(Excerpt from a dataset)
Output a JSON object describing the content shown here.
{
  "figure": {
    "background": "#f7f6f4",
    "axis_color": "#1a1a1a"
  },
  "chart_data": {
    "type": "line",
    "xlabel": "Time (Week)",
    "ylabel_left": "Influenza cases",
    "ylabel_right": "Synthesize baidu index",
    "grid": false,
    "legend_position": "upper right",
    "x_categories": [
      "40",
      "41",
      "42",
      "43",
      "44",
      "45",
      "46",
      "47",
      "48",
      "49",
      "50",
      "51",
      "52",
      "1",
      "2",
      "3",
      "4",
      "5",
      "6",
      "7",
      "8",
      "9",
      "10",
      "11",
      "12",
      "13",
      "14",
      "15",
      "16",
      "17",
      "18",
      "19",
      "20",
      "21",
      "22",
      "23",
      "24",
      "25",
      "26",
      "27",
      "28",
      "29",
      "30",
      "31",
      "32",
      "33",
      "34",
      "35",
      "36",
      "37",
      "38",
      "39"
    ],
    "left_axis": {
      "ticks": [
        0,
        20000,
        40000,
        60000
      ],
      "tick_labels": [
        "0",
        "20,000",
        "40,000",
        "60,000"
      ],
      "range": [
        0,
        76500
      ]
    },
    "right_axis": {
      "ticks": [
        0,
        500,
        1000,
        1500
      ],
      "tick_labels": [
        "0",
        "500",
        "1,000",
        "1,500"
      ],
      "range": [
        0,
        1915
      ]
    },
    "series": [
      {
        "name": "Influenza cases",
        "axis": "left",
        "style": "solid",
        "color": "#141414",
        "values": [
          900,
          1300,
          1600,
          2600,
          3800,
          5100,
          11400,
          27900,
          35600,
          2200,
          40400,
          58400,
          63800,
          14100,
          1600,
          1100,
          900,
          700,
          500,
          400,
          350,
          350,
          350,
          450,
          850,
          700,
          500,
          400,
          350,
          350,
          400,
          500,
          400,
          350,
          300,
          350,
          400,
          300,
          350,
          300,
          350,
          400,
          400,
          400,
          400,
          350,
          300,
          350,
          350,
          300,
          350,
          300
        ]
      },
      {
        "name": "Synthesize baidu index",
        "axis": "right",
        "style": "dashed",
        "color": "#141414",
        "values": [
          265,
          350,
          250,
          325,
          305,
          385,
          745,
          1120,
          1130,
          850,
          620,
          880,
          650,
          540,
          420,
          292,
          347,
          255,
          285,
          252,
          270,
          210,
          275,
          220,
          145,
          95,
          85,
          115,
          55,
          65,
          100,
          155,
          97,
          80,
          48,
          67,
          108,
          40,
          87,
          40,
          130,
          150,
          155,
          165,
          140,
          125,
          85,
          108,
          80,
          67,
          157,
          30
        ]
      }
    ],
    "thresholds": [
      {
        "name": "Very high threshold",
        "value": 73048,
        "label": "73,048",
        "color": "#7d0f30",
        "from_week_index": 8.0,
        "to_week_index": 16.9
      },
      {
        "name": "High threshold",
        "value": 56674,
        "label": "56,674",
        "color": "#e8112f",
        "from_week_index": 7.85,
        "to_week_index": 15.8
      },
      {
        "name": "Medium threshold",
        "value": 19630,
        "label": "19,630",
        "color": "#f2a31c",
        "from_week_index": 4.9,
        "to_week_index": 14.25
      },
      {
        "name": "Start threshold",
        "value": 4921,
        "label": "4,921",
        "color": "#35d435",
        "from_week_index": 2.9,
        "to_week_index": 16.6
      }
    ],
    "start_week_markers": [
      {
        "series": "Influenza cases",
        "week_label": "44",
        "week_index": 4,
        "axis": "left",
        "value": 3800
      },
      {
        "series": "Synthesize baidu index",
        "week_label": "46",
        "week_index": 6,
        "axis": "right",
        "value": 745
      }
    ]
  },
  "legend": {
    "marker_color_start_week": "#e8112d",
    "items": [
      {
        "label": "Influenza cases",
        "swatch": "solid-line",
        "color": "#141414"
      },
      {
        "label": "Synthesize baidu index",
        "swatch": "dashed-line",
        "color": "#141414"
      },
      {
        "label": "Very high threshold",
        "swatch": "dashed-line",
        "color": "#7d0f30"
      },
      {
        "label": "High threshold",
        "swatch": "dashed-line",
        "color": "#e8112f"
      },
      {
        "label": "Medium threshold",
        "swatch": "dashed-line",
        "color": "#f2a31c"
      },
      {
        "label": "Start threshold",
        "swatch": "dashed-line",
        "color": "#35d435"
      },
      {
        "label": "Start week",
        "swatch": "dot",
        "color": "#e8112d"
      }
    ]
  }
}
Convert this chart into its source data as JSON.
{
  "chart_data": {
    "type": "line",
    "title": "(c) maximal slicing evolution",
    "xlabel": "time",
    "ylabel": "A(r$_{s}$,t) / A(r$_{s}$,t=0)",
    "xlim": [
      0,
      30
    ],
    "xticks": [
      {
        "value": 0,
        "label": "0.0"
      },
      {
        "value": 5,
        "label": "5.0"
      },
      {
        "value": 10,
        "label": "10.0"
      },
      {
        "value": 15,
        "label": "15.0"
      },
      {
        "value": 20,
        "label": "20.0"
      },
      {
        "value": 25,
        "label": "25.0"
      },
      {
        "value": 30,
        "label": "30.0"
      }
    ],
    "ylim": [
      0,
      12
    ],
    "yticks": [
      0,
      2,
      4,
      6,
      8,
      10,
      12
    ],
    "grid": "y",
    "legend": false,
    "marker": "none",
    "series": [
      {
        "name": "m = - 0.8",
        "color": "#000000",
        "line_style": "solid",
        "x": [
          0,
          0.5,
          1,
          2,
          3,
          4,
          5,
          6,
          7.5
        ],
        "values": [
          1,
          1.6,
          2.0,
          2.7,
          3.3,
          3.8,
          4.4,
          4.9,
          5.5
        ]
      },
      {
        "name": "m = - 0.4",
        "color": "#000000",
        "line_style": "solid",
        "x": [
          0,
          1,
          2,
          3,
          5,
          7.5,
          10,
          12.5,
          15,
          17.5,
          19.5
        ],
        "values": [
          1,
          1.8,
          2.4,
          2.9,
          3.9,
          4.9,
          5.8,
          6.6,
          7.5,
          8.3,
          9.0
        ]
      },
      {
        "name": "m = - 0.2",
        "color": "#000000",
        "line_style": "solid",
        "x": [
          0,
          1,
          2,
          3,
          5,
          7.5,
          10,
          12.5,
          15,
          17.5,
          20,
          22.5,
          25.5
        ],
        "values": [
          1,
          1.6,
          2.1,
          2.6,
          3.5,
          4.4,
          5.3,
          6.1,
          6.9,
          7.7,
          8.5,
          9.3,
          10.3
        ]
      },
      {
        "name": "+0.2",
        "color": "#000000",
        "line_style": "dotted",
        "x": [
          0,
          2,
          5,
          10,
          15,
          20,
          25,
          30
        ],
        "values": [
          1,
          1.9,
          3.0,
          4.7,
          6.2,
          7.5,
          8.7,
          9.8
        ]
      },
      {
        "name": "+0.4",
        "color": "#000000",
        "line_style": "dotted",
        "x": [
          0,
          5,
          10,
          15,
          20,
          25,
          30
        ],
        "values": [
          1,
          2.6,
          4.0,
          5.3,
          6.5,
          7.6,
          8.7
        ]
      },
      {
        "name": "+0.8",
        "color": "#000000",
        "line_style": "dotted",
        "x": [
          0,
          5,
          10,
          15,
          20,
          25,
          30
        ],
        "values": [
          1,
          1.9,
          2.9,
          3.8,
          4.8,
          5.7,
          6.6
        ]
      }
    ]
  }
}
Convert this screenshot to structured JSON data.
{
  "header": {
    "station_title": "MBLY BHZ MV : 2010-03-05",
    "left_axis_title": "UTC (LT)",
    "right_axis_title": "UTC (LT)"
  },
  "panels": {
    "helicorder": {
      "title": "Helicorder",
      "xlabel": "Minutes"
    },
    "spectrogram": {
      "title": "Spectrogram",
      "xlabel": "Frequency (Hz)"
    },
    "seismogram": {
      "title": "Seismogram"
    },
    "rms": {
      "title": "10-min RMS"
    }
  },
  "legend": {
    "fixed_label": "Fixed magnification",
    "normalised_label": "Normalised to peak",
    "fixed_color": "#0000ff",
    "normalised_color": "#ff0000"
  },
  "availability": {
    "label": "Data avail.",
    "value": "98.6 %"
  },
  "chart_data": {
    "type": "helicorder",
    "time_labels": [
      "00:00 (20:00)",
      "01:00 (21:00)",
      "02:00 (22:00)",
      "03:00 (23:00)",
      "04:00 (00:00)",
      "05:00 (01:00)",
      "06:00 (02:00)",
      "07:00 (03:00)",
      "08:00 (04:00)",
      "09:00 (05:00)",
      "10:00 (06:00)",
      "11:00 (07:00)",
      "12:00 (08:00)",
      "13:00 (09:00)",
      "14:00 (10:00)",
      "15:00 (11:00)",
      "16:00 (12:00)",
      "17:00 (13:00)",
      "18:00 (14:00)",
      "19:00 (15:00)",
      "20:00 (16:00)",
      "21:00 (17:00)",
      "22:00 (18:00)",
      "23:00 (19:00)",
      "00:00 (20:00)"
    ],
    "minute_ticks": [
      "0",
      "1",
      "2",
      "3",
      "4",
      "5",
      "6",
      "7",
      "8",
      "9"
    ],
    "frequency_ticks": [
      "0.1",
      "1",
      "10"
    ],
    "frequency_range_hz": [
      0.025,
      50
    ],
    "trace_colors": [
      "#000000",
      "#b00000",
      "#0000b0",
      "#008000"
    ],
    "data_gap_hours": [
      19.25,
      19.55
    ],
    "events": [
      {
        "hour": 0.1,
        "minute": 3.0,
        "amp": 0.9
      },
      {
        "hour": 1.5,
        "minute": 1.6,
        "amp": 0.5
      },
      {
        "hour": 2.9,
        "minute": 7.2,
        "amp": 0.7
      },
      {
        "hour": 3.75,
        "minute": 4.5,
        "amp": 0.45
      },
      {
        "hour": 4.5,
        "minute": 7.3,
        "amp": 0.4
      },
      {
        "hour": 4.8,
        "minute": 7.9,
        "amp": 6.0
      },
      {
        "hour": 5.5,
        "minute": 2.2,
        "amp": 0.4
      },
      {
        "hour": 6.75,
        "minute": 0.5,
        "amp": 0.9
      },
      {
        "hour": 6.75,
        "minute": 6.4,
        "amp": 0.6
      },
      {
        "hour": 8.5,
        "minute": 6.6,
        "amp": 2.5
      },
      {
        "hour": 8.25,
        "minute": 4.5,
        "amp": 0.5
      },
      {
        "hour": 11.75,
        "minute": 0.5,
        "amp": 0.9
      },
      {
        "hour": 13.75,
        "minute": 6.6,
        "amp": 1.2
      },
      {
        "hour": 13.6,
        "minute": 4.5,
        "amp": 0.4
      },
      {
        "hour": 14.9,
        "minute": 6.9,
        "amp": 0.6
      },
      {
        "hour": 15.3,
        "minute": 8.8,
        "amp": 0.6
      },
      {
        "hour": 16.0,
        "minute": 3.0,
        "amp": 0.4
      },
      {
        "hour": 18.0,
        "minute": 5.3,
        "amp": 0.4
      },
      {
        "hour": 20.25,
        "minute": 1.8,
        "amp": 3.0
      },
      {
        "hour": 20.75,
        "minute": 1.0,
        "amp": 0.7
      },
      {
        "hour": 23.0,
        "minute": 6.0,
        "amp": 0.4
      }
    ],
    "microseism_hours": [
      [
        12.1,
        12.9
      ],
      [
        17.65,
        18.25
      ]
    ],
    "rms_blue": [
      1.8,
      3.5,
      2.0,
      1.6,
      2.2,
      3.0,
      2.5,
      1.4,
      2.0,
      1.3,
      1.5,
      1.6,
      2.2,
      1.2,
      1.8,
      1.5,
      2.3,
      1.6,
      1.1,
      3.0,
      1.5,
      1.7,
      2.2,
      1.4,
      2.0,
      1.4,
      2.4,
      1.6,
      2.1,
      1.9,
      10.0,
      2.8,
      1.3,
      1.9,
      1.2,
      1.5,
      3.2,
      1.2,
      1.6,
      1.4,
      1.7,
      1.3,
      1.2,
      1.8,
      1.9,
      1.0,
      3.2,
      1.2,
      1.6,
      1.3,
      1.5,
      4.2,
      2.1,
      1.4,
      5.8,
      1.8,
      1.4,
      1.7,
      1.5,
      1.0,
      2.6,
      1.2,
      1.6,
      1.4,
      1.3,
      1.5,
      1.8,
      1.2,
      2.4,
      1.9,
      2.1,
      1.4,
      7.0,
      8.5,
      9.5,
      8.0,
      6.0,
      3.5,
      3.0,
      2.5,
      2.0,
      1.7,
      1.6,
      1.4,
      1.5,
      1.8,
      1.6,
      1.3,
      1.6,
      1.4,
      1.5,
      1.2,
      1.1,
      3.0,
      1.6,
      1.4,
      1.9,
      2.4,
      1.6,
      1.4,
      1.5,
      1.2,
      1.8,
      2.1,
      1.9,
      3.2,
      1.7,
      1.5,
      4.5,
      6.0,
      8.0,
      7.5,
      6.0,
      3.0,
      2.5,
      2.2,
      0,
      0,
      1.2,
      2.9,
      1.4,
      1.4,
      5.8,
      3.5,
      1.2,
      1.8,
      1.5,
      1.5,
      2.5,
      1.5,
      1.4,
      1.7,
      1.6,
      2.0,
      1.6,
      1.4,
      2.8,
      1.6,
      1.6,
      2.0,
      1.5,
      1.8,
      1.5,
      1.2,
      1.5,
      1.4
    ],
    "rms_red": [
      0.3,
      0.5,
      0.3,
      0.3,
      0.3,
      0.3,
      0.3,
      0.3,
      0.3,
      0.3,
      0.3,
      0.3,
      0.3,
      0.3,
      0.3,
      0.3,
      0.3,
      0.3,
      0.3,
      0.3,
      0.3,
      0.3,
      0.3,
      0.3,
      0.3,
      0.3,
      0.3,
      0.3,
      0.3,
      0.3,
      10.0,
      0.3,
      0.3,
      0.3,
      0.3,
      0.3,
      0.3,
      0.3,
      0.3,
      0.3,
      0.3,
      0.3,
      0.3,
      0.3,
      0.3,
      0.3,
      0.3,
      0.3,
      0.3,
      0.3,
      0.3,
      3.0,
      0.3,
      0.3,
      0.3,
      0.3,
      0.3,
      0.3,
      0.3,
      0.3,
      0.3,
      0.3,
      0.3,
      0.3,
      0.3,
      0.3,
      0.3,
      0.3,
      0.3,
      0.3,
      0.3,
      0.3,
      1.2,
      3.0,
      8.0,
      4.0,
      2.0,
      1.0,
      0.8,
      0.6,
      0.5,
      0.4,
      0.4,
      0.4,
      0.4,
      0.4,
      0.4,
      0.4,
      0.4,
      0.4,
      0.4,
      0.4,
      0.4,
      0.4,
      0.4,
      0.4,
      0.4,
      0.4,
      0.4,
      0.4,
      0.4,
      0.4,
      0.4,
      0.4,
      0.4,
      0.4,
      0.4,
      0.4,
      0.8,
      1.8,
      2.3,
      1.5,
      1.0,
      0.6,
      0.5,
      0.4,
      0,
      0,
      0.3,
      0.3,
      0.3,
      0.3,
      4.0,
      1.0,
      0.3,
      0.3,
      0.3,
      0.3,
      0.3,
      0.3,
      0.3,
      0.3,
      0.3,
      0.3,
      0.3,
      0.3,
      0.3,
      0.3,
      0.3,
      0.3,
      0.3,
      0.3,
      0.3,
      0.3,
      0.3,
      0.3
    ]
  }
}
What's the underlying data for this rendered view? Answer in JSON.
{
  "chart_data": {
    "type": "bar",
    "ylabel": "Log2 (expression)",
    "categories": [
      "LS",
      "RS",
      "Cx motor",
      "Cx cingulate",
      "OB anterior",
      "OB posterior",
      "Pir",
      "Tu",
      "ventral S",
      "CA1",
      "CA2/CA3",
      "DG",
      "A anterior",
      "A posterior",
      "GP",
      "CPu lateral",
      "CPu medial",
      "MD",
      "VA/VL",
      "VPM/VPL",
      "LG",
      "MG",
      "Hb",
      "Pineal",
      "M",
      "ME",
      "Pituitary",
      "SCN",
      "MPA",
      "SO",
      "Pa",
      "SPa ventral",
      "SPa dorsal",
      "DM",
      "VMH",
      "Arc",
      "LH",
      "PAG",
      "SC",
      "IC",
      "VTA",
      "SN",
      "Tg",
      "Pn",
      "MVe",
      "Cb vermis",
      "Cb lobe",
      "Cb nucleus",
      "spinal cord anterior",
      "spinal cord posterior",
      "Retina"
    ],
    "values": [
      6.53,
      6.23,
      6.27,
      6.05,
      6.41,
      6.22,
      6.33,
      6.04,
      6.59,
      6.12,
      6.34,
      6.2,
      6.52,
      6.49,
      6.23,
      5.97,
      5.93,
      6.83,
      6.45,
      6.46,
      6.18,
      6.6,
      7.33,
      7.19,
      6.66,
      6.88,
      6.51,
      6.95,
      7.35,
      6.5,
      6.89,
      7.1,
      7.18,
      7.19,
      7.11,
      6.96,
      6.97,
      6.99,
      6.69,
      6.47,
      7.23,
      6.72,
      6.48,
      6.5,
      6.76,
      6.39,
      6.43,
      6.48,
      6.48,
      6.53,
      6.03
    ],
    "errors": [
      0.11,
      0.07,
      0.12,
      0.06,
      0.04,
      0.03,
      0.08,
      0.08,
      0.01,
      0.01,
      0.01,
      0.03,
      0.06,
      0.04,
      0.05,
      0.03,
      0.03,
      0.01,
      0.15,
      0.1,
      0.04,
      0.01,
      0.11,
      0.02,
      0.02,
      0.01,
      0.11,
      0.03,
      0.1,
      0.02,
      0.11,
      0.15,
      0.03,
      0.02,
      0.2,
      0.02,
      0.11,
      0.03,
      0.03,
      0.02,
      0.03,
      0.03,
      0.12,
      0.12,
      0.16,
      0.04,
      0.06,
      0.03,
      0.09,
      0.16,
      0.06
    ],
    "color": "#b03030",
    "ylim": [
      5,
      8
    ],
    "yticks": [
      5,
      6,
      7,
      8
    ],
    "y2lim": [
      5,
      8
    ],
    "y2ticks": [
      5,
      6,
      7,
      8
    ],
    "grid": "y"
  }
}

**SET EXERCISE**
Only the number is wanted: how many lines in the data include the string "this"?

**IN RESPONSE**
3